▶ [TASK 1]:
Answer these questions using the comment thread:
(a) According to the commenter "human being," what does Sohrab Sepehri say is the best thing to achieve?
(b) What does Jon compare the poem to?
(c) In TC's reply to Jon, which word is glossed as "a quiet rushing"?
▶ [TASK 2]: Print the part of the comment thread starting at "simple, sweet and" and ending at "I believe you.)", reproducing it without changes.

▶ [SOURCE PASSAGE]:
•••

I want to go here: "the moon palace stairs"

and, oh, the colours of morning ... ah, yes

simple, sweet and strong

TC said...

Ah, morning: forever trying to find it by waiting through the night to sneak up on it.

But thus trapped, it is not itself.

In the air of time we find ourselves on the moon palace stairs with these memory colours, these almost tangible dreams...

(P.S. Aditya: I believe you.)

human being said...

.

seeing the world in water color
no dinstictive lines of reality
beautiful blurry truth
through tearful eyes

.

Sohrab Sepehri says the best thing to achieve is eyes that are tearful because of the incident of love...



the magnificent images you created reminded me of many things i deeply love... water color, Monet, blurry scences, and Sepehri...


plan B was a killer...
:)

TC said...

Thank you and Sepehri, HB: softly... through a grainy or porous medium.

Jon said...

the poem is like a breeze through the leaves...

u.v.ray. said...

Once again, you are at your best when such deceptive simplicity reveals greater depths each time I read through it.

Phonetically, absolutely splendid.

Yes, Tom, old bean, I am still about. Rumours of my death have been greatly exaggerated!

billymills said...

A poem for a poem:

these trees
this grove
this garden

lost
in morning

the very edge
of day

an order
sun imposes
random

these shrubs
these beds
this pathway

stand & wonder
why these walls
these trees
that very foxglove

wait now
spring will
come again

TC said...

Jon,

Many thanks, lovely. I've always loved Adorno's account of the rustling birth of the lyric as like the dimly apprehended sound of either wind or water moving unseen in a forest, who knows which it is... "rauschen", a quiet rushing.

•••

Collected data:
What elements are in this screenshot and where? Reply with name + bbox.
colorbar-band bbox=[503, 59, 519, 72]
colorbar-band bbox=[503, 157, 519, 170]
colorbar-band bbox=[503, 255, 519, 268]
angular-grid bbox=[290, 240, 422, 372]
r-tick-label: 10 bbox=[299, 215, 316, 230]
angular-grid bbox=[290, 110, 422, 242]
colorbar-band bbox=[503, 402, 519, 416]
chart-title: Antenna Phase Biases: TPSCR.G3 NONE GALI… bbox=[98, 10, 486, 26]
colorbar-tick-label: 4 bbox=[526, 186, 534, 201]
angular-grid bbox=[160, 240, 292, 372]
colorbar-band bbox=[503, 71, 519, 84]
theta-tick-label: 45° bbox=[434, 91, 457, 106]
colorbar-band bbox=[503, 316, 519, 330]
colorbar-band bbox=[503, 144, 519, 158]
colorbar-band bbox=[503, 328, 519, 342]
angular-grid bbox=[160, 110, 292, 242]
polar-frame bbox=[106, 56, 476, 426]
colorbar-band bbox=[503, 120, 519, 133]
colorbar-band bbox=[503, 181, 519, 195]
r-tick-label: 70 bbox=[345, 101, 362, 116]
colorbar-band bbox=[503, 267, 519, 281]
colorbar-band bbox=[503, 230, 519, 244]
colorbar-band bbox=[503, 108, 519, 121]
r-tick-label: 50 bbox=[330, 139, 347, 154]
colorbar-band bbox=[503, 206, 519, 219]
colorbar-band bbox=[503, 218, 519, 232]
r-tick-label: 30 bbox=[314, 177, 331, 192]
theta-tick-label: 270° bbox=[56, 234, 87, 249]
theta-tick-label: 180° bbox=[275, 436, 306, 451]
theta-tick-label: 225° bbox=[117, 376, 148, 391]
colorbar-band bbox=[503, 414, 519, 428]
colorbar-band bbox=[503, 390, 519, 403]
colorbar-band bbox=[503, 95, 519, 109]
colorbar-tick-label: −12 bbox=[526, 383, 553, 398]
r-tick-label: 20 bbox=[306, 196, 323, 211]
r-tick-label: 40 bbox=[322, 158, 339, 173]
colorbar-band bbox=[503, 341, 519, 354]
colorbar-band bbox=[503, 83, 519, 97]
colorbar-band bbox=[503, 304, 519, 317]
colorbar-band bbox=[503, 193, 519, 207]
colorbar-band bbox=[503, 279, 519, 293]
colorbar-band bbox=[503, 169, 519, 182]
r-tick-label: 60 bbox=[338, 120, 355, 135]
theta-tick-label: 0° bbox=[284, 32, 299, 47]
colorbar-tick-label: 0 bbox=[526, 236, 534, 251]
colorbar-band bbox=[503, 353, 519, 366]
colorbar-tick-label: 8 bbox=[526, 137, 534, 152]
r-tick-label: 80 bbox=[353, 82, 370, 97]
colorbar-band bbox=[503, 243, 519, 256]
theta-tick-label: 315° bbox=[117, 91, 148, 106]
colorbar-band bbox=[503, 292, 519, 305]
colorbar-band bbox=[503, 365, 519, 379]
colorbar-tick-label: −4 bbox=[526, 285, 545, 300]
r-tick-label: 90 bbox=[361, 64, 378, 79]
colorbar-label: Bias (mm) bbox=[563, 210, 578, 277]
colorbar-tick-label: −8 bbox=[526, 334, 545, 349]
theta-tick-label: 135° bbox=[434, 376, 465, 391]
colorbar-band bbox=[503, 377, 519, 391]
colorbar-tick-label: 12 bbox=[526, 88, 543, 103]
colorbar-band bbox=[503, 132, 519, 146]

•••

▶ [REPLY 1]:
(a) Eyes that are tearful because of the incident of love.
(b) A breeze through the leaves.
(c) "Rauschen."

▶ [REPLY 2]:
simple, sweet and strong

TC said...

Ah, morning: forever trying to find it by waiting through the night to sneak up on it.

But thus trapped, it is not itself.

In the air of time we find ourselves on the moon palace stairs with these memory colours, these almost tangible dreams...

(P.S. Aditya: I believe you.)